**What to do**
Count how many lines of the records contain the string "proactive", treating uppercase and lowercase as different. Reply with the number alone.

>> start Data for the task

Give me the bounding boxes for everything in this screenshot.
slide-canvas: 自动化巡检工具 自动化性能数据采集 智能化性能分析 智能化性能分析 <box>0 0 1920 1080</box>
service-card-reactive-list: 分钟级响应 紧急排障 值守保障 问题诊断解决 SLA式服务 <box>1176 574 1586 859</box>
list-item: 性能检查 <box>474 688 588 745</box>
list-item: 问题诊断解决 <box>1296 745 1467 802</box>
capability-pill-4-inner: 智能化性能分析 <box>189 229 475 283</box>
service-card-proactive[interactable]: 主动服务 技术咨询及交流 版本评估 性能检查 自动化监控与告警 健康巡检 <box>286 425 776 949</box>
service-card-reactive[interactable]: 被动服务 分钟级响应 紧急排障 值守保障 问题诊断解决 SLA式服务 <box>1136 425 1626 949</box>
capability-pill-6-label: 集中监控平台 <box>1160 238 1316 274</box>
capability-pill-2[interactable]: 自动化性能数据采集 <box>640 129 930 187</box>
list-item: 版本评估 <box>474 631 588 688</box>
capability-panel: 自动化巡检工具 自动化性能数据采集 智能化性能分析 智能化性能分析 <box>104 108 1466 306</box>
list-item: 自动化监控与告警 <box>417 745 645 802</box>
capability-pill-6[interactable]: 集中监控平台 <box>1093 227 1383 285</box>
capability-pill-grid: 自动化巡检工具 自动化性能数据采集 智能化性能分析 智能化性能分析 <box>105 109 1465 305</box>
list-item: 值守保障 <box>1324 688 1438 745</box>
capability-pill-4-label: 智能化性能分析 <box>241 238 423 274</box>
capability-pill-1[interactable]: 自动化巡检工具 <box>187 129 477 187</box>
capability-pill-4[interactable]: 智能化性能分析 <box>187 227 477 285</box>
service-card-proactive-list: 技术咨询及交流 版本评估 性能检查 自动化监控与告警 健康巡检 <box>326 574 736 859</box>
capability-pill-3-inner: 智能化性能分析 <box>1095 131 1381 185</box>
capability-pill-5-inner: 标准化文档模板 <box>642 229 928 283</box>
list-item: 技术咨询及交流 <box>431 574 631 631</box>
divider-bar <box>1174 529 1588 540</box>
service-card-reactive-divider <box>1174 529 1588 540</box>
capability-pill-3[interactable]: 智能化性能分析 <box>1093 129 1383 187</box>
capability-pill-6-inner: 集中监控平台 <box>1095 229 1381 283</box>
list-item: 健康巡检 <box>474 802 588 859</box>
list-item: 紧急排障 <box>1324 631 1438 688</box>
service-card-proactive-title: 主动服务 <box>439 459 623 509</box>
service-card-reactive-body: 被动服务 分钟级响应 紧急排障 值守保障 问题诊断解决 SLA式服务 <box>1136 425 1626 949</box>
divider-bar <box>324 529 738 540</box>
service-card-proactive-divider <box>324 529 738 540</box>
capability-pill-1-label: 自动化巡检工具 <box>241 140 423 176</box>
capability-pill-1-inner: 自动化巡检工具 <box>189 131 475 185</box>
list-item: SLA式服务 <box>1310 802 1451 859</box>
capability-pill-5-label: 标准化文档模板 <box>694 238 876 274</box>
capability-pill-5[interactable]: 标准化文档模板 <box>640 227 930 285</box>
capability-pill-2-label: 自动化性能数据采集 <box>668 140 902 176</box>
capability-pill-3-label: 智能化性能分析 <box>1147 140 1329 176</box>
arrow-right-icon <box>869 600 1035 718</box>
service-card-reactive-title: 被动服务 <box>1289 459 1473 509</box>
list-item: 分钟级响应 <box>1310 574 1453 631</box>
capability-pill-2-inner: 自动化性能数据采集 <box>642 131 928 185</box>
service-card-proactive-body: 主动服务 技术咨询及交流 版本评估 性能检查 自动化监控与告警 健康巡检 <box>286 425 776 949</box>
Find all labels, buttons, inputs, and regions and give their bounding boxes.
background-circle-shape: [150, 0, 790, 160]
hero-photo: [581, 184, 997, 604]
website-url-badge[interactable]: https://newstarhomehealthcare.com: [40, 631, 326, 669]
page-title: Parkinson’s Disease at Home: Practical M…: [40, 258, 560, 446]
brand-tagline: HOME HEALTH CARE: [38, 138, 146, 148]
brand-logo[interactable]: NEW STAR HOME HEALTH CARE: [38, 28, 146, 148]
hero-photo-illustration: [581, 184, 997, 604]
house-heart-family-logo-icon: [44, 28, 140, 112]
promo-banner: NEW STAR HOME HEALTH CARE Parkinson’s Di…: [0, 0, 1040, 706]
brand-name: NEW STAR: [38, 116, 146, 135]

>> end Data for the task

**Exercise result**
5